TASKS
• A. In the patent claims, which condition is claim 33 a treatment method for?
• B. From the patent claims, write out word for word the part that opens with the words "41. Process for" and closes with "disorder as set forth in any of claims 27 to 39.".

== TEXT EXCERPT

29. Method for the treatment and/or prophylaxis of affective disorders in a patient, characterized in that an effective amount of the compound of the formula (I) according to any of Claims 1 to 7 or at least one pharmaceutically acceptable salt, one tautomeric form or one prodrug thereof is administered to the patient.

30. Method for the treatment of anxiety disorders and/or stress-dependent anxiety disorders in a patient, characterized in that an effective amount of the compound of the formula (I) according to any of Claims 1 to 7 or at least one pharmaceutically acceptable salt, one tautomeric form or one prodrug thereof is administered to the patient.

31. Method for the treatment of memory impairments and/or Alzheimer's disease in a patient, characterized in that an effective amount of the compound of the formula (I) according to any of Claims 1 to 7 or at least one pharmaceutically acceptable salt, one tautomeric form or one prodrug thereof is administered to the patient.

32. Method for the treatment of psychoses and/or psychotic disorders in a patient, characterized in that an effective amount of the compound of the formula (I) according to any of Claims 1 to 7 or at least one pharmaceutically acceptable salt, one tautomeric form or one prodrug thereof is administered to the patient.

33. Method for the treatment of Cushing's syndrome in a patient, characterized in that an effective amount of the compound of the formula (I) according to any of Claims 1 to 7 or at least one pharmaceutically acceptable salt, one tautomeric form or one prodrug thereof is administered to the patient.

34. Method for the treatment of sleep disorders in a patient, characterized in that an effective amount of the compound of the formula (I) according to any of Claims 1 to 7 or at least one pharmaceutically acceptable salt, one tautomeric form or one prodrug thereof is administered to the patient.

35. Method for the treatment of depressive disorders in a patient, characterized in that an effective amount of the compound of the formula (I) according to any of Claims 1 to 7 or at least one pharmaceutically acceptable salt, one tautomeric form or one prodrug thereof is administered to the patient.

36. Method according to Claim 35, for the treatment and/or prophylaxis of childhood onset mood disorders.

37. Method for the treatment and/or prophylaxis of vasomotor symptoms and/or thermoregulatory dysfunctions, such as, for example, the "hot flush" symptom, in a patient, characterized in that an effective amount of the compound of the formula

(I) according to any of Claims 1 to 7 or at least one pharmaceutically acceptable salt, one tautomeric form or one prodrug thereof is administered to the patient.

38. Method for the treatment and/or prophylaxis of drug dependencies, medicament dependencies and/or dependencies mediated by other factors, for the treatment and/or prophylaxis of stress caused by the withdrawal of one or more factors mediating the dependency and/or for the treatment and/or prophylaxis of stress- induced relapses in the drug dependencies, medicament dependencies and/or dependencies mediated by other factors, in a patient, characterized in that an effective amount of the compound of the formula (I) according to any of Claims 1 to 7 or at least one pharmaceutically acceptable salt, one tautomeric form or one prodrug thereof is administered to the patient.

39. Method for the treatment and/or prophylaxis of schizophrenia and/or psychosis in a patient, characterized in that an effective amount of the compound of the formula

40. Method according to any of Claims 27 to 39, characterized in that the patient is a mammal, preferably a human or a nonhuman or a nonhuman transgenic mammal.

41. Process for preparing the compound of the formula (I) according to any of Claims 1 to 7, characterized in that it can be prepared by the relevant skilled worker with knowledge of the technical teaching of the invention in implementation and/or in analogous implementation of process steps known per se.

42. A compound of the formula (I) according to any of Claims 1 to 7, or a pharmaceutically acceptable salt, a tautomeric form or a prodrug thereof for use in treatment and/or prophylaxis of a disease or disorder as set forth in any of claims 27 to 39.

43. The use as claimed in claim 12, where the disease or disorder is as set forth in any of claims 27 to 39.

====
== PROVIDED MATERIAL

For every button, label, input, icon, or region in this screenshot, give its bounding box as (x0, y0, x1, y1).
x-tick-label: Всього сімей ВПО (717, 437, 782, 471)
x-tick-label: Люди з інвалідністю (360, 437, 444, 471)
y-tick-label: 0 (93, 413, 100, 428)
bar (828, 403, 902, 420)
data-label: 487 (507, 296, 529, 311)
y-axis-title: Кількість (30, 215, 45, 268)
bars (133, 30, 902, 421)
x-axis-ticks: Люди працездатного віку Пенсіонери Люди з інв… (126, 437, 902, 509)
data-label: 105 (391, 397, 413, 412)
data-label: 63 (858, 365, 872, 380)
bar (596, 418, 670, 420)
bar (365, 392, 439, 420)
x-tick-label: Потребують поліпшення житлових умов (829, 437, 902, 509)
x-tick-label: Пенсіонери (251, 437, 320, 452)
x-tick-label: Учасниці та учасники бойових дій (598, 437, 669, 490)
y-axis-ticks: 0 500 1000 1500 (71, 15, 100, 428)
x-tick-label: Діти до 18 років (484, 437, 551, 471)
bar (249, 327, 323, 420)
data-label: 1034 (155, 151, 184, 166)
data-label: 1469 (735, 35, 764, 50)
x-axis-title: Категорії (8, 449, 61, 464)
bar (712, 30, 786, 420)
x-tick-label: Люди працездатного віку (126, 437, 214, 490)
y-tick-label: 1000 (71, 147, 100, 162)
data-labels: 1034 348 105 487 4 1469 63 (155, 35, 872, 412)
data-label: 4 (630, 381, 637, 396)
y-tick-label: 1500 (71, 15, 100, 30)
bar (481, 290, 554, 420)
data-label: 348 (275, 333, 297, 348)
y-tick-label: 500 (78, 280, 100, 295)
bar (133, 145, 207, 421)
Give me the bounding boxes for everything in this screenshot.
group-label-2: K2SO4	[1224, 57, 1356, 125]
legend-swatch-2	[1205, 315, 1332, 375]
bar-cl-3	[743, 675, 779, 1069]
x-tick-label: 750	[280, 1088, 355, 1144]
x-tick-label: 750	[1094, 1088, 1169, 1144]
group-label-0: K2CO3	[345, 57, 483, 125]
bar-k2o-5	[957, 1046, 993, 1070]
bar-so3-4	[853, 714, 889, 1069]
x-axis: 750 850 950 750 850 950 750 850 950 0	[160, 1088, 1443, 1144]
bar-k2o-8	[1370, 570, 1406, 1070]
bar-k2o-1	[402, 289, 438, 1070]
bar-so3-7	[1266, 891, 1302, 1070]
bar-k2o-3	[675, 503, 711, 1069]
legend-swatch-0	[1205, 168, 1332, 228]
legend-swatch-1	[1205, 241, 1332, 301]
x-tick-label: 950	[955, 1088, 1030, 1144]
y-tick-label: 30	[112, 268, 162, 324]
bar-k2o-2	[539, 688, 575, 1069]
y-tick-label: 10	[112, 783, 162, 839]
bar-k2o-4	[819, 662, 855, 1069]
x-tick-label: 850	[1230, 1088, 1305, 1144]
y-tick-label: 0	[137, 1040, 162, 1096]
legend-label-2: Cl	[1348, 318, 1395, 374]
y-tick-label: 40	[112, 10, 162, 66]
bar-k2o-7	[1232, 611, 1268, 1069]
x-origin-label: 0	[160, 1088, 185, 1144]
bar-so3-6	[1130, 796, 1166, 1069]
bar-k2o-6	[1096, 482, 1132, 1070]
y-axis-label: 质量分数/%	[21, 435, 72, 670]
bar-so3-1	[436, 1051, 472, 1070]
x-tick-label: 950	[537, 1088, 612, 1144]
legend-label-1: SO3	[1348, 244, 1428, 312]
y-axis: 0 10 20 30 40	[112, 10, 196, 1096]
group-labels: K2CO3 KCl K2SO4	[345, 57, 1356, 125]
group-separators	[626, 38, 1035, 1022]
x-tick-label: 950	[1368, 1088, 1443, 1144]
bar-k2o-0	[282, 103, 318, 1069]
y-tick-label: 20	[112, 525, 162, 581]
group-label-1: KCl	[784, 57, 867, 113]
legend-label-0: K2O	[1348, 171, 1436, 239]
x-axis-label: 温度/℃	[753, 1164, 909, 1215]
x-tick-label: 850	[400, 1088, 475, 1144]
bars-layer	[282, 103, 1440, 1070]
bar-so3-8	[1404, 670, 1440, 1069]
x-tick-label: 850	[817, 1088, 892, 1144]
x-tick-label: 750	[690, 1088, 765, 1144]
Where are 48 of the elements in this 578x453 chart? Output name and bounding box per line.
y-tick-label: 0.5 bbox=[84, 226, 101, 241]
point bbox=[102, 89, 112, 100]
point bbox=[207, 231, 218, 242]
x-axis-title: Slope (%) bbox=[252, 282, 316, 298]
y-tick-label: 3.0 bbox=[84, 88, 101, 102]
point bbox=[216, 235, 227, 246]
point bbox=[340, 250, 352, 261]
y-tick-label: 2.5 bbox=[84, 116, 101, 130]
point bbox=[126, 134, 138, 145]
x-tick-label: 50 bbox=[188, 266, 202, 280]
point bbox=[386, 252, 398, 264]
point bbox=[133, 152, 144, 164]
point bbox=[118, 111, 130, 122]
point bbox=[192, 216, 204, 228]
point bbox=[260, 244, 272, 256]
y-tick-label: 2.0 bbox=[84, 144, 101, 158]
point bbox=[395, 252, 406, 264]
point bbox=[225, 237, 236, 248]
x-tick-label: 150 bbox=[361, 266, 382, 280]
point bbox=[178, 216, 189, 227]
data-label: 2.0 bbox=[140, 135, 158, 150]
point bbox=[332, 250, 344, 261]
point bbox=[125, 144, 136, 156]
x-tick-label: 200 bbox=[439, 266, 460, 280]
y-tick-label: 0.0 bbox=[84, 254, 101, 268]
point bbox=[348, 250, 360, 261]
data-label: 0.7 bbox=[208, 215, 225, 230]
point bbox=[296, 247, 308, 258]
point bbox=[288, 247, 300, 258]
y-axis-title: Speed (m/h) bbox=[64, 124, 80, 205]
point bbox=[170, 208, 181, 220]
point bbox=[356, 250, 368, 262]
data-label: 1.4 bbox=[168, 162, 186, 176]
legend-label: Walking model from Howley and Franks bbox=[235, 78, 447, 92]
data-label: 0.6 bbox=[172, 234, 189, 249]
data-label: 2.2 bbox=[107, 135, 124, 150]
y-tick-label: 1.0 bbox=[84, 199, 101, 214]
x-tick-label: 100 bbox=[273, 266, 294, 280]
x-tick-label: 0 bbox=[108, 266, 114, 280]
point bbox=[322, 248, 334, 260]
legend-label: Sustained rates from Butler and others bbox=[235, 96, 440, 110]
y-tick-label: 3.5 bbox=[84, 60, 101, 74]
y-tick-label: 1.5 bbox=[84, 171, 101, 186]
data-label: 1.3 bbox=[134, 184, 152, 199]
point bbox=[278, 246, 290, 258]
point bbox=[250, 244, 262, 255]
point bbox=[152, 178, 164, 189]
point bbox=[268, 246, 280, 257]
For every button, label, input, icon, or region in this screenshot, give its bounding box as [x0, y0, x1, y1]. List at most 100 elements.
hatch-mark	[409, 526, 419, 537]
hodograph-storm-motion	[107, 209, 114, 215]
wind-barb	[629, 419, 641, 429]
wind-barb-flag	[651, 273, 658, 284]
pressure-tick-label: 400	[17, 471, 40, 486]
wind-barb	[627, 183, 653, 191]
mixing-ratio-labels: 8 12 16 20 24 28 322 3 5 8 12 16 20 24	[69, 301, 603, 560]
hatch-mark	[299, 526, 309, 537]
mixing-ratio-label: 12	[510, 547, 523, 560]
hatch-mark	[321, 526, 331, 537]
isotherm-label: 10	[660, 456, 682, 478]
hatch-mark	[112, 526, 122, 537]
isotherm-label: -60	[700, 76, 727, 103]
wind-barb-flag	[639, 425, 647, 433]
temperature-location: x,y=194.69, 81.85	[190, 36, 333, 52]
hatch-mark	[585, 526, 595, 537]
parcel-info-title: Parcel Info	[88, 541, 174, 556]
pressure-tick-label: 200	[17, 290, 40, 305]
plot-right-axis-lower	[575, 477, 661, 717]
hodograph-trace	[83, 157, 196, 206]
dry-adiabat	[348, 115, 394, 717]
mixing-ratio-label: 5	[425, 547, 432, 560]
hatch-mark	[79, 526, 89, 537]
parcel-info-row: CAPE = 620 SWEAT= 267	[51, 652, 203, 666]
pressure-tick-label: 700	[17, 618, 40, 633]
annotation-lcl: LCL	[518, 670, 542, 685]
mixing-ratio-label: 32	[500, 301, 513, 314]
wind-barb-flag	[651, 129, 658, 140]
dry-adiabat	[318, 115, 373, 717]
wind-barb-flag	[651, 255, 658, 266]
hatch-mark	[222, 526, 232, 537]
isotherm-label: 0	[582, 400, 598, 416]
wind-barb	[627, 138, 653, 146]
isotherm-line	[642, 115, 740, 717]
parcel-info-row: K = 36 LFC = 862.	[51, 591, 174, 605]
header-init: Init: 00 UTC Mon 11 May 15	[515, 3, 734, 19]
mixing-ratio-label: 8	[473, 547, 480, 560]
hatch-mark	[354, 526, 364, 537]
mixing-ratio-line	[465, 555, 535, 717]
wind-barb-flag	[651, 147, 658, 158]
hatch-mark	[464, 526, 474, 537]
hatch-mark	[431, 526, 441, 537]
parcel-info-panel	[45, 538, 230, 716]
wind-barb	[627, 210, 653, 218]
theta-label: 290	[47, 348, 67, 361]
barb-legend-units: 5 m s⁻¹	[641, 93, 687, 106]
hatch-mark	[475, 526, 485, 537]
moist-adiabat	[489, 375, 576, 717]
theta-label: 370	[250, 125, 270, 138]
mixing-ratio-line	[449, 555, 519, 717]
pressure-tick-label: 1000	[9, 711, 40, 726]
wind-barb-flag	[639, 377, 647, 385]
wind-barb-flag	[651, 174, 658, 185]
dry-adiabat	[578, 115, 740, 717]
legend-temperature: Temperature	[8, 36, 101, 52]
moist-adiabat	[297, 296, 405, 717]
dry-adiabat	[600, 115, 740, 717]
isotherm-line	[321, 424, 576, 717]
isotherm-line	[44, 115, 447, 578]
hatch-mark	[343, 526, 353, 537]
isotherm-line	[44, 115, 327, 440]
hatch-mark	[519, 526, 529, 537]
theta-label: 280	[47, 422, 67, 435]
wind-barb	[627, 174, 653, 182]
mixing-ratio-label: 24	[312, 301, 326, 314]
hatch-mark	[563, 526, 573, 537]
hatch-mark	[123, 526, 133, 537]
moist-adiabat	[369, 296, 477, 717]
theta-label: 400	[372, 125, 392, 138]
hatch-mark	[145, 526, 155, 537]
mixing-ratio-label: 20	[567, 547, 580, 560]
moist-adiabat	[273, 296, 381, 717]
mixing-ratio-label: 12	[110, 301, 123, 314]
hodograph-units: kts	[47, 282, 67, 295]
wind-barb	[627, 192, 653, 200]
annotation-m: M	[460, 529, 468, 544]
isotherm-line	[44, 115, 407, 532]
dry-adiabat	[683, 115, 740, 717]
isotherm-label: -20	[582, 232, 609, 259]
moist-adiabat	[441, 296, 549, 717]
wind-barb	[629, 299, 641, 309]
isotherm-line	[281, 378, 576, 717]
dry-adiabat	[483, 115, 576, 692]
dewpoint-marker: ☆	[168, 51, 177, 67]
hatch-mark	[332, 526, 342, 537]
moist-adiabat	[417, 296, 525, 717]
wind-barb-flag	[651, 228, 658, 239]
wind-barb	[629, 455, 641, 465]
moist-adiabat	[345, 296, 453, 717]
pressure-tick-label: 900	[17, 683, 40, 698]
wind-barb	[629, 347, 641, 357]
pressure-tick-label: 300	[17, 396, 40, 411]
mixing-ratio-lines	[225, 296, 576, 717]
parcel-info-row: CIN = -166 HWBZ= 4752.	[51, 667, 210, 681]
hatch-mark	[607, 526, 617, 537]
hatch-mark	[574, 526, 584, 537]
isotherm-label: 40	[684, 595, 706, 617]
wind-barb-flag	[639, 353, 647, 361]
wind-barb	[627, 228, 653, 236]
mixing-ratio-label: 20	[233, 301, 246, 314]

====

ANSWERS FOR THE EXERCISE
• A. Cushing's syndrome

• B.
41. Process for preparing the compound of the formula (I) according to any of Claims 1 to 7, characterized in that it can be prepared by the relevant skilled worker with knowledge of the technical teaching of the invention in implementation and/or in analogous implementation of process steps known per se.

42. A compound of the formula (I) according to any of Claims 1 to 7, or a pharmaceutically acceptable salt, a tautomeric form or a prodrug thereof for use in treatment and/or prophylaxis of a disease or disorder as set forth in any of claims 27 to 39.